[START OF Given data]

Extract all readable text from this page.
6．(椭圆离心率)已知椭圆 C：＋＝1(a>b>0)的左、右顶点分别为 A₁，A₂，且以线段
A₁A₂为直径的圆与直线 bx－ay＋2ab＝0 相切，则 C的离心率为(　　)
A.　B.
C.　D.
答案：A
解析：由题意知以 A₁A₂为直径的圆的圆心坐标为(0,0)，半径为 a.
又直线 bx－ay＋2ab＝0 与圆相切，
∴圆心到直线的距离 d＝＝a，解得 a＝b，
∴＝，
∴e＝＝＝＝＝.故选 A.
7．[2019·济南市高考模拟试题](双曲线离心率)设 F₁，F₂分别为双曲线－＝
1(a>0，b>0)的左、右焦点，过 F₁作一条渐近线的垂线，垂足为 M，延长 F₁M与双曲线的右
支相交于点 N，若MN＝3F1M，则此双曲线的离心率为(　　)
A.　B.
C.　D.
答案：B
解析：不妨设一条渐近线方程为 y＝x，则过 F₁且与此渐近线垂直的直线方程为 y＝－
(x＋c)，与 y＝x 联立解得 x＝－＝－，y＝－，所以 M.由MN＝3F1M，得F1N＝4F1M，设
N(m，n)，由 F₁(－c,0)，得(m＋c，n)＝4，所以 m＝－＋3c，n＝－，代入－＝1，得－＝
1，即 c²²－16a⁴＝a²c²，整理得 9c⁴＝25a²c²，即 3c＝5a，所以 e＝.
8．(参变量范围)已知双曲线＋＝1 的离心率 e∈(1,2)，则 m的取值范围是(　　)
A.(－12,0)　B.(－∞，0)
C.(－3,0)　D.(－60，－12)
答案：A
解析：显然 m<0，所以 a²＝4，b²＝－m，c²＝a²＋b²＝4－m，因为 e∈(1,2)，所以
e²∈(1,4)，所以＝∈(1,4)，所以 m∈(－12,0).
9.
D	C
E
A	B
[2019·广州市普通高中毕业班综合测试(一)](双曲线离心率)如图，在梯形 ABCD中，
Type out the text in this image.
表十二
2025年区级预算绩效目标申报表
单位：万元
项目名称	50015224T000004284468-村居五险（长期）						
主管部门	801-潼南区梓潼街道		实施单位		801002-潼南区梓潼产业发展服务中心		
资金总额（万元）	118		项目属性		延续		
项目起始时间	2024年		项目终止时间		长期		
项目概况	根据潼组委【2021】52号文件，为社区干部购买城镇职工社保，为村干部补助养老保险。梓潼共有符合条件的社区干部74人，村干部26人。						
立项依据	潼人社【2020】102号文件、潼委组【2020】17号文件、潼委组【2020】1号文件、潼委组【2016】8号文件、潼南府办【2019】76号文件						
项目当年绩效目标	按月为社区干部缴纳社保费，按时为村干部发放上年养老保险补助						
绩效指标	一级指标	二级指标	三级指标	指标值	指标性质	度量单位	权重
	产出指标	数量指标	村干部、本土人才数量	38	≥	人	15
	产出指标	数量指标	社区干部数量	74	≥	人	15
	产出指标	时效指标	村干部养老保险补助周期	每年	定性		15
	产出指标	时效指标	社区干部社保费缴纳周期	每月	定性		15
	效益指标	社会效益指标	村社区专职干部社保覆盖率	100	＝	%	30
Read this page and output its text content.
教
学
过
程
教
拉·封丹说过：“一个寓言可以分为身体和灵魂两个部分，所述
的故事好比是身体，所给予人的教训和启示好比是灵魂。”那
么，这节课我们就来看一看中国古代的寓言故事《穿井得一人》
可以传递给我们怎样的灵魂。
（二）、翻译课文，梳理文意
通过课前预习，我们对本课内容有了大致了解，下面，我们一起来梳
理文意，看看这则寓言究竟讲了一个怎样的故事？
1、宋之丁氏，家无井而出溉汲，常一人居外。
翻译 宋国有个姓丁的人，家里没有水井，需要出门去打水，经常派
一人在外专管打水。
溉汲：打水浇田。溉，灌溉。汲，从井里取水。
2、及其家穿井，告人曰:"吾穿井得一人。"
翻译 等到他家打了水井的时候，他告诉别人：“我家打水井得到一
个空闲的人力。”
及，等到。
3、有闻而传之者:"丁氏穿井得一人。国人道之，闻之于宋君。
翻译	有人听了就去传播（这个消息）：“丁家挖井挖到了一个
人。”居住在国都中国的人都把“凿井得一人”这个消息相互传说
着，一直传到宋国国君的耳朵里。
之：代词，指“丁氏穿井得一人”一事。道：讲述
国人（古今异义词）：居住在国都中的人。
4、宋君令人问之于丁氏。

[END OF Given data]

--- Exercise description ---
Reproduce the entries above in full by retyping them exactly.

--- Solved problem ---
Extract all readable text from this page.
6．(椭圆离心率)已知椭圆 C：＋＝1(a>b>0)的左、右顶点分别为 A₁，A₂，且以线段
A₁A₂为直径的圆与直线 bx－ay＋2ab＝0 相切，则 C的离心率为(　　)
A.　B.
C.　D.
答案：A
解析：由题意知以 A₁A₂为直径的圆的圆心坐标为(0,0)，半径为 a.
又直线 bx－ay＋2ab＝0 与圆相切，
∴圆心到直线的距离 d＝＝a，解得 a＝b，
∴＝，
∴e＝＝＝＝＝.故选 A.
7．[2019·济南市高考模拟试题](双曲线离心率)设 F₁，F₂分别为双曲线－＝
1(a>0，b>0)的左、右焦点，过 F₁作一条渐近线的垂线，垂足为 M，延长 F₁M与双曲线的右
支相交于点 N，若MN＝3F1M，则此双曲线的离心率为(　　)
A.　B.
C.　D.
答案：B
解析：不妨设一条渐近线方程为 y＝x，则过 F₁且与此渐近线垂直的直线方程为 y＝－
(x＋c)，与 y＝x 联立解得 x＝－＝－，y＝－，所以 M.由MN＝3F1M，得F1N＝4F1M，设
N(m，n)，由 F₁(－c,0)，得(m＋c，n)＝4，所以 m＝－＋3c，n＝－，代入－＝1，得－＝
1，即 c²²－16a⁴＝a²c²，整理得 9c⁴＝25a²c²，即 3c＝5a，所以 e＝.
8．(参变量范围)已知双曲线＋＝1 的离心率 e∈(1,2)，则 m的取值范围是(　　)
A.(－12,0)　B.(－∞，0)
C.(－3,0)　D.(－60，－12)
答案：A
解析：显然 m<0，所以 a²＝4，b²＝－m，c²＝a²＋b²＝4－m，因为 e∈(1,2)，所以
e²∈(1,4)，所以＝∈(1,4)，所以 m∈(－12,0).
9.
D	C
E
A	B
[2019·广州市普通高中毕业班综合测试(一)](双曲线离心率)如图，在梯形 ABCD中，
Type out the text in this image.
表十二
2025年区级预算绩效目标申报表
单位：万元
项目名称	50015224T000004284468-村居五险（长期）						
主管部门	801-潼南区梓潼街道		实施单位		801002-潼南区梓潼产业发展服务中心		
资金总额（万元）	118		项目属性		延续		
项目起始时间	2024年		项目终止时间		长期		
项目概况	根据潼组委【2021】52号文件，为社区干部购买城镇职工社保，为村干部补助养老保险。梓潼共有符合条件的社区干部74人，村干部26人。						
立项依据	潼人社【2020】102号文件、潼委组【2020】17号文件、潼委组【2020】1号文件、潼委组【2016】8号文件、潼南府办【2019】76号文件						
项目当年绩效目标	按月为社区干部缴纳社保费，按时为村干部发放上年养老保险补助						
绩效指标	一级指标	二级指标	三级指标	指标值	指标性质	度量单位	权重
	产出指标	数量指标	村干部、本土人才数量	38	≥	人	15
	产出指标	数量指标	社区干部数量	74	≥	人	15
	产出指标	时效指标	村干部养老保险补助周期	每年	定性		15
	产出指标	时效指标	社区干部社保费缴纳周期	每月	定性		15
	效益指标	社会效益指标	村社区专职干部社保覆盖率	100	＝	%	30
Read this page and output its text content.
教
学
过
程
教
拉·封丹说过：“一个寓言可以分为身体和灵魂两个部分，所述
的故事好比是身体，所给予人的教训和启示好比是灵魂。”那
么，这节课我们就来看一看中国古代的寓言故事《穿井得一人》
可以传递给我们怎样的灵魂。
（二）、翻译课文，梳理文意
通过课前预习，我们对本课内容有了大致了解，下面，我们一起来梳
理文意，看看这则寓言究竟讲了一个怎样的故事？
1、宋之丁氏，家无井而出溉汲，常一人居外。
翻译 宋国有个姓丁的人，家里没有水井，需要出门去打水，经常派
一人在外专管打水。
溉汲：打水浇田。溉，灌溉。汲，从井里取水。
2、及其家穿井，告人曰:"吾穿井得一人。"
翻译 等到他家打了水井的时候，他告诉别人：“我家打水井得到一
个空闲的人力。”
及，等到。
3、有闻而传之者:"丁氏穿井得一人。国人道之，闻之于宋君。
翻译	有人听了就去传播（这个消息）：“丁家挖井挖到了一个
人。”居住在国都中国的人都把“凿井得一人”这个消息相互传说
着，一直传到宋国国君的耳朵里。
之：代词，指“丁氏穿井得一人”一事。道：讲述
国人（古今异义词）：居住在国都中的人。
4、宋君令人问之于丁氏。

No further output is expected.